◆ Raw data:
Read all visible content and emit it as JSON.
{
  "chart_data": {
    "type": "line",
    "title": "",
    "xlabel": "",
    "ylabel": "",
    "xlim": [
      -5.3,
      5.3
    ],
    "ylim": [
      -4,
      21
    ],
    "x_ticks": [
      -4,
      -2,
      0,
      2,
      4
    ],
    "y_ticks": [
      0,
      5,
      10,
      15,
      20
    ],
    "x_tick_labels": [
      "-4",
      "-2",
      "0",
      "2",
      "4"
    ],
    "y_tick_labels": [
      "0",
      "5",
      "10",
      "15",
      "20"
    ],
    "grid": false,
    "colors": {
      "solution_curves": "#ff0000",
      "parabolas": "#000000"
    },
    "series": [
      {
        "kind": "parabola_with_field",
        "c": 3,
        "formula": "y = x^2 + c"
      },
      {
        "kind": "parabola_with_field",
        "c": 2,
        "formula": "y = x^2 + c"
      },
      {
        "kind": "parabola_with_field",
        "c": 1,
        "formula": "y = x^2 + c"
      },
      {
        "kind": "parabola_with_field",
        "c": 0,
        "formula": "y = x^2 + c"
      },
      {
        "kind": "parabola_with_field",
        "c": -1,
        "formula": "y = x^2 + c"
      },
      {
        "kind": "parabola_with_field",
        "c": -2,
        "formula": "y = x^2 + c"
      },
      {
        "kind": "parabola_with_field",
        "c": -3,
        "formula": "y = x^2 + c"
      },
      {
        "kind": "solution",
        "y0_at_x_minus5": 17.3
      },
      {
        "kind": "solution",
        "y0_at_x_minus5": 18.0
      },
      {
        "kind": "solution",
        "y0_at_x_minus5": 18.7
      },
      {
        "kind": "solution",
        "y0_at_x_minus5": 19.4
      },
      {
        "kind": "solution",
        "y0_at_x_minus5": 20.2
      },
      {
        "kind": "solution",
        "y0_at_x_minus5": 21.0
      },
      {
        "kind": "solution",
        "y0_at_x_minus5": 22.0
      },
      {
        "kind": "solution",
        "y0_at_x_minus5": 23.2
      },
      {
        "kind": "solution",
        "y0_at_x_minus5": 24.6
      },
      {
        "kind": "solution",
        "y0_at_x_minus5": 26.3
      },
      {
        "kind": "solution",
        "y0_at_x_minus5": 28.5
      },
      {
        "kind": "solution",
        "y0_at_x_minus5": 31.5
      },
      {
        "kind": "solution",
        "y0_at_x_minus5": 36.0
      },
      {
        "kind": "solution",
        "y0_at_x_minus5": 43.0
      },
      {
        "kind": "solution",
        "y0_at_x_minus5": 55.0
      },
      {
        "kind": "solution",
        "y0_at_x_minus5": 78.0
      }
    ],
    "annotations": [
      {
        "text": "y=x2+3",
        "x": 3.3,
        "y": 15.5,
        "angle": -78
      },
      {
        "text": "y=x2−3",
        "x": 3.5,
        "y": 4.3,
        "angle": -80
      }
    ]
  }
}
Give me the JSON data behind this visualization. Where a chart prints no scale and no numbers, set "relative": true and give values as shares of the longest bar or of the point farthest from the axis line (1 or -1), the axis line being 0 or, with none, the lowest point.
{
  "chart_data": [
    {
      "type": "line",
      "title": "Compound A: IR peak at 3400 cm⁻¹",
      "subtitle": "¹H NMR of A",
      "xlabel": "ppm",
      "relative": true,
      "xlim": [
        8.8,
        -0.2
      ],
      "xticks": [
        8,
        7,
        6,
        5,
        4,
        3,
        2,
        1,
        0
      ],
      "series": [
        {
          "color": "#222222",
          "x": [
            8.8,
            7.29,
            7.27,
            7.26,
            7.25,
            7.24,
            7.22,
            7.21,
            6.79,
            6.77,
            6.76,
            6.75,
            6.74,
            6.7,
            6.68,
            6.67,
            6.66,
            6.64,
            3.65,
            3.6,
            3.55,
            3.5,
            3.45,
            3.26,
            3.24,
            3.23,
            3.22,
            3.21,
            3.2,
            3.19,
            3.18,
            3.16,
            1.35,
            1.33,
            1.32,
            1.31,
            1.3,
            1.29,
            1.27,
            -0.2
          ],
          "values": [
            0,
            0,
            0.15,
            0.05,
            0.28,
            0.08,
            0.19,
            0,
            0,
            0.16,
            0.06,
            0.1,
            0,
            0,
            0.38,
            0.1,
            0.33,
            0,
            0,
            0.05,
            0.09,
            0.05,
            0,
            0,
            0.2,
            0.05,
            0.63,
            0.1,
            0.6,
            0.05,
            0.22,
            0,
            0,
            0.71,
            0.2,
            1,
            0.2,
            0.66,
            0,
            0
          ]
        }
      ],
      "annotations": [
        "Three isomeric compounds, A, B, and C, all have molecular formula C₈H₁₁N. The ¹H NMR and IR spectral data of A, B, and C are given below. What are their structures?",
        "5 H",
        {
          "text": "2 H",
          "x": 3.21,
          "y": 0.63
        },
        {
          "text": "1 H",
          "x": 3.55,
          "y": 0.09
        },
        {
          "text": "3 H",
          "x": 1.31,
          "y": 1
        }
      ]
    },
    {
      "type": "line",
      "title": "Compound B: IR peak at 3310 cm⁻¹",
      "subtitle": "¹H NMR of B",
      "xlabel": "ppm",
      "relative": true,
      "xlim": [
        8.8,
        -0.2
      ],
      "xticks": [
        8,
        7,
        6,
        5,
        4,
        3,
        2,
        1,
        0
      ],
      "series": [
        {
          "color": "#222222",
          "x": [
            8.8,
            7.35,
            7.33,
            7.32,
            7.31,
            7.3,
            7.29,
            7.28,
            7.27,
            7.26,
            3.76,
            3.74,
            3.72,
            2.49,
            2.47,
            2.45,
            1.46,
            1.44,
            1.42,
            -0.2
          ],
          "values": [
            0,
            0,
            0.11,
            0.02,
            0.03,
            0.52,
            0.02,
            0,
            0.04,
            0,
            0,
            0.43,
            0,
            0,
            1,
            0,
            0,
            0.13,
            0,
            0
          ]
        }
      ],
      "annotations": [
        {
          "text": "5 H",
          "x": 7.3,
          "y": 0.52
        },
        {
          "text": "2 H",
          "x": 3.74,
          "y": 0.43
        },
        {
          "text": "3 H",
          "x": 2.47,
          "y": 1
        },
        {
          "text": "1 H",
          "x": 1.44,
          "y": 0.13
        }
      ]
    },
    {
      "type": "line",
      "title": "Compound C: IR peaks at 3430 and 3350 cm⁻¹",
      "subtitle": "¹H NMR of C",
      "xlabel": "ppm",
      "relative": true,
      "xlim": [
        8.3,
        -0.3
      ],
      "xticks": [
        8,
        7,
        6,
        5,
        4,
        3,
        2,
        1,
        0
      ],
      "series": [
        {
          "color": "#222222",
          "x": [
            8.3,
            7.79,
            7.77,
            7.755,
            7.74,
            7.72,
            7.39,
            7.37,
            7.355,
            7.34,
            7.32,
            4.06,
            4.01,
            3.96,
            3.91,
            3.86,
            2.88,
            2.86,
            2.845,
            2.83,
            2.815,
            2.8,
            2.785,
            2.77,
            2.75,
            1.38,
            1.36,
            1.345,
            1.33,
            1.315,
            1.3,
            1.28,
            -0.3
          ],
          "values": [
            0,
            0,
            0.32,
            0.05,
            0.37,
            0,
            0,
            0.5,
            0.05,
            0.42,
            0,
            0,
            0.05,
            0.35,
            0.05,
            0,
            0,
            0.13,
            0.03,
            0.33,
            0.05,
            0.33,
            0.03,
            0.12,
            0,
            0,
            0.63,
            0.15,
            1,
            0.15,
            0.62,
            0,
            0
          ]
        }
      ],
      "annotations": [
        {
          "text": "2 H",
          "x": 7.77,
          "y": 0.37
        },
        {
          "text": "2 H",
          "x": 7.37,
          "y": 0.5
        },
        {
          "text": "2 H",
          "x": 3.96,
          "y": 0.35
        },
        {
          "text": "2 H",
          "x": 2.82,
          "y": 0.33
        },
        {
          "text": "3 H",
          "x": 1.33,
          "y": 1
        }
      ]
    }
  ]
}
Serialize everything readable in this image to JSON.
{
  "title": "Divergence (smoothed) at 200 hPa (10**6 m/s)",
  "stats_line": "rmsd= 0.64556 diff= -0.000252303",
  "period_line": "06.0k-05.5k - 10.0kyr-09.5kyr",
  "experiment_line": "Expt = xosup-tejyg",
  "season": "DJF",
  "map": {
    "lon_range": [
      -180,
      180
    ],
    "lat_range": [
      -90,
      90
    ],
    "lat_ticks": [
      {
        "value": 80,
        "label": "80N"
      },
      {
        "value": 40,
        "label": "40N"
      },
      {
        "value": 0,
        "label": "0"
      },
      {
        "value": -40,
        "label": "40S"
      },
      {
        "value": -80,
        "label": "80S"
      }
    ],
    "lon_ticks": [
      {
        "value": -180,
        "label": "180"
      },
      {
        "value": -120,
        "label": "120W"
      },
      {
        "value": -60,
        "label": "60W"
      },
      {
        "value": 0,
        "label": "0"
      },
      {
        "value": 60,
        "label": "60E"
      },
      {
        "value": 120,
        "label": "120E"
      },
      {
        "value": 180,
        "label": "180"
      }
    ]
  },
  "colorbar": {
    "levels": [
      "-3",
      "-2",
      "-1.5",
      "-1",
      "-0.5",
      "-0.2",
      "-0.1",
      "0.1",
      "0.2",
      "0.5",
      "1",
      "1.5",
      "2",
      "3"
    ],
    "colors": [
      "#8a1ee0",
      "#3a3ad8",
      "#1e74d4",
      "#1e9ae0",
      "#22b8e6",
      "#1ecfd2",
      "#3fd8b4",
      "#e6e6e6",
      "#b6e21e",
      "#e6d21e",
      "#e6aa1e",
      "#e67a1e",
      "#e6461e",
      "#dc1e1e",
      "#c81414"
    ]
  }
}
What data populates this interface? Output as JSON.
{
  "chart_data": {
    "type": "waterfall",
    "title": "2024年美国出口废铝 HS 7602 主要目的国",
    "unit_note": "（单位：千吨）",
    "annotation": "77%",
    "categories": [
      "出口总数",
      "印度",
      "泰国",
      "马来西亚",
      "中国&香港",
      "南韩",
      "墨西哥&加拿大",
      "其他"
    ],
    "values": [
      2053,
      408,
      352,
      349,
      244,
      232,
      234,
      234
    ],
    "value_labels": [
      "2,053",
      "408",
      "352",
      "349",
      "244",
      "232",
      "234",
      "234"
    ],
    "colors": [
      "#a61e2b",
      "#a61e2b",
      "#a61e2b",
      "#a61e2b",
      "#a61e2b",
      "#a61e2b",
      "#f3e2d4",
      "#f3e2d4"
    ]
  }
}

◆ Set task: Return every line above that contains the word "this".

◆ Full solution:
Give me the JSON data behind this visualization. Where a chart prints no scale and no numbers, set "relative": true and give values as shares of the longest bar or of the point farthest from the axis line (1 or -1), the axis line being 0 or, with none, the lowest point.
Serialize everything readable in this image to JSON.
What data populates this interface? Output as JSON.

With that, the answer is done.